## What you should do
Make a verbatim copy of the entries below; pictures stay out.

## Listing
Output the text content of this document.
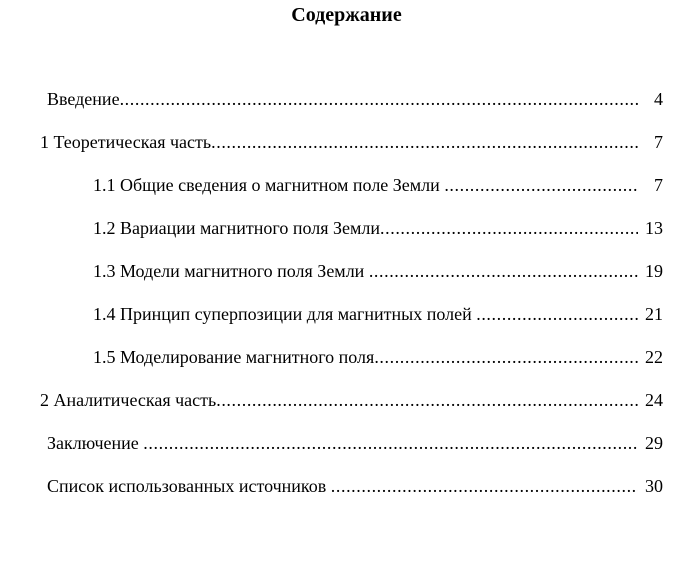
Содержание
Введение .....	4
1 Теоретическая часть .....	7
1.1 Общие сведения о магнитном поле Земли .....	7
1.2 Вариации магнитного поля Земли .....	13
1.3 Модели магнитного поля Земли .....	19
1.4 Принцип суперпозиции для магнитных полей .....	21
1.5 Моделирование магнитного поля .....	22
2 Аналитическая часть .....	24
Заключение .....	29
Список использованных источников .....	30
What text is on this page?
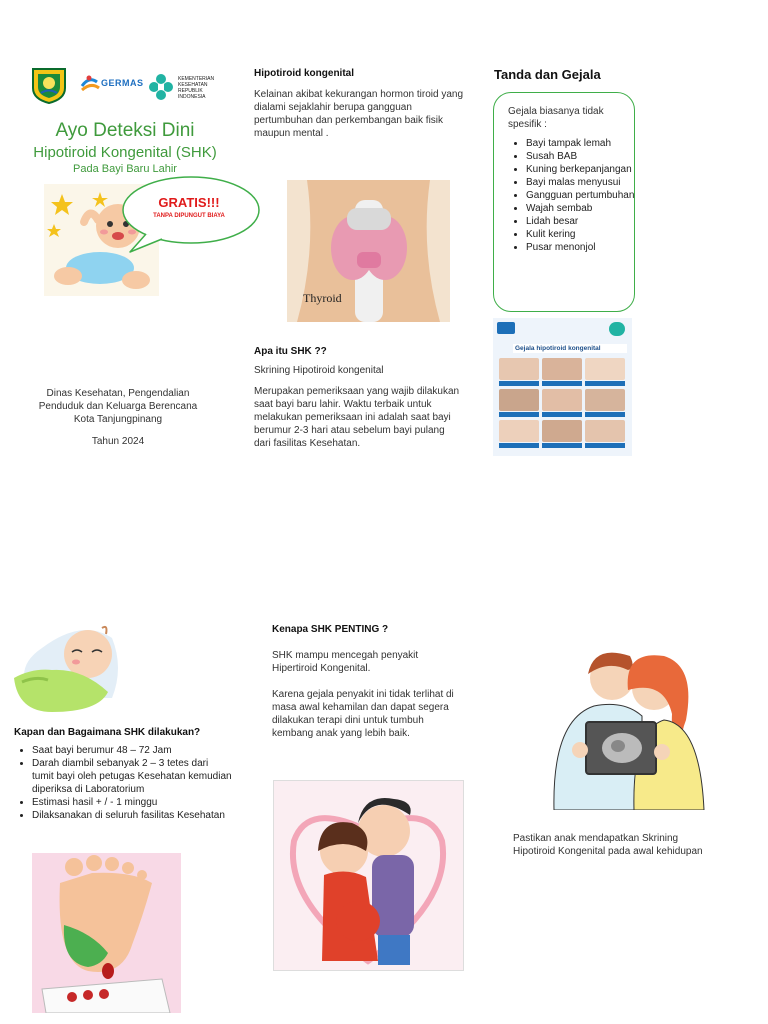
GERMAS	KEMENTERIAN KESEHATAN REPUBLIK INDONESIA
Ayo Deteksi Dini
Hipotiroid Kongenital (SHK)
Pada Bayi Baru Lahir
GRATIS!!!
TANPA DIPUNGUT BIAYA
Dinas Kesehatan, Pengendalian Penduduk dan Keluarga Berencana Kota Tanjungpinang
Tahun 2024
Hipotiroid kongenital
Kelainan akibat kekurangan hormon tiroid yang dialami sejaklahir berupa gangguan pertumbuhan dan perkembangan baik fisik maupun mental .
Thyroid
Apa itu SHK ??
Skrining Hipotiroid kongenital
Merupakan pemeriksaan yang wajib dilakukan saat bayi baru lahir. Waktu terbaik untuk melakukan pemeriksaan ini adalah saat bayi berumur 2-3 hari atau sebelum bayi pulang dari fasilitas Kesehatan.
Tanda dan Gejala
Gejala biasanya tidak spesifik :
• Bayi tampak lemah
• Susah BAB
• Kuning berkepanjangan
• Bayi malas menyusui
• Gangguan pertumbuhan
• Wajah sembab
• Lidah besar
• Kulit kering
• Pusar menonjol
Gejala hipotiroid kongenital
Kapan dan Bagaimana SHK dilakukan?
• Saat bayi berumur 48 – 72 Jam
• Darah diambil sebanyak 2 – 3 tetes dari tumit bayi oleh petugas Kesehatan kemudian diperiksa di Laboratorium
• Estimasi hasil + / - 1 minggu
• Dilaksanakan di seluruh fasilitas Kesehatan
Kenapa SHK PENTING ?
SHK mampu mencegah penyakit Hipertiroid Kongenital.
Karena gejala penyakit ini tidak terlihat di masa awal kehamilan dan dapat segera dilakukan terapi dini untuk tumbuh kembang anak yang lebih baik.
Pastikan anak mendapatkan Skrining Hipotiroid Kongenital pada awal kehidupan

## Complete output
Output the text content of this document.
Содержание
Введение .....	4
1 Теоретическая часть .....	7
1.1 Общие сведения о магнитном поле Земли .....	7
1.2 Вариации магнитного поля Земли .....	13
1.3 Модели магнитного поля Земли .....	19
1.4 Принцип суперпозиции для магнитных полей .....	21
1.5 Моделирование магнитного поля .....	22
2 Аналитическая часть .....	24
Заключение .....	29
Список использованных источников .....	30
What text is on this page?
GERMAS	KEMENTERIAN KESEHATAN REPUBLIK INDONESIA
Ayo Deteksi Dini
Hipotiroid Kongenital (SHK)
Pada Bayi Baru Lahir
GRATIS!!!
TANPA DIPUNGUT BIAYA
Dinas Kesehatan, Pengendalian Penduduk dan Keluarga Berencana Kota Tanjungpinang
Tahun 2024
Hipotiroid kongenital
Kelainan akibat kekurangan hormon tiroid yang dialami sejaklahir berupa gangguan pertumbuhan dan perkembangan baik fisik maupun mental .
Thyroid
Apa itu SHK ??
Skrining Hipotiroid kongenital
Merupakan pemeriksaan yang wajib dilakukan saat bayi baru lahir. Waktu terbaik untuk melakukan pemeriksaan ini adalah saat bayi berumur 2-3 hari atau sebelum bayi pulang dari fasilitas Kesehatan.
Tanda dan Gejala
Gejala biasanya tidak spesifik :
• Bayi tampak lemah
• Susah BAB
• Kuning berkepanjangan
• Bayi malas menyusui
• Gangguan pertumbuhan
• Wajah sembab
• Lidah besar
• Kulit kering
• Pusar menonjol
Gejala hipotiroid kongenital
Kapan dan Bagaimana SHK dilakukan?
• Saat bayi berumur 48 – 72 Jam
• Darah diambil sebanyak 2 – 3 tetes dari tumit bayi oleh petugas Kesehatan kemudian diperiksa di Laboratorium
• Estimasi hasil + / - 1 minggu
• Dilaksanakan di seluruh fasilitas Kesehatan
Kenapa SHK PENTING ?
SHK mampu mencegah penyakit Hipertiroid Kongenital.
Karena gejala penyakit ini tidak terlihat di masa awal kehamilan dan dapat segera dilakukan terapi dini untuk tumbuh kembang anak yang lebih baik.
Pastikan anak mendapatkan Skrining Hipotiroid Kongenital pada awal kehidupan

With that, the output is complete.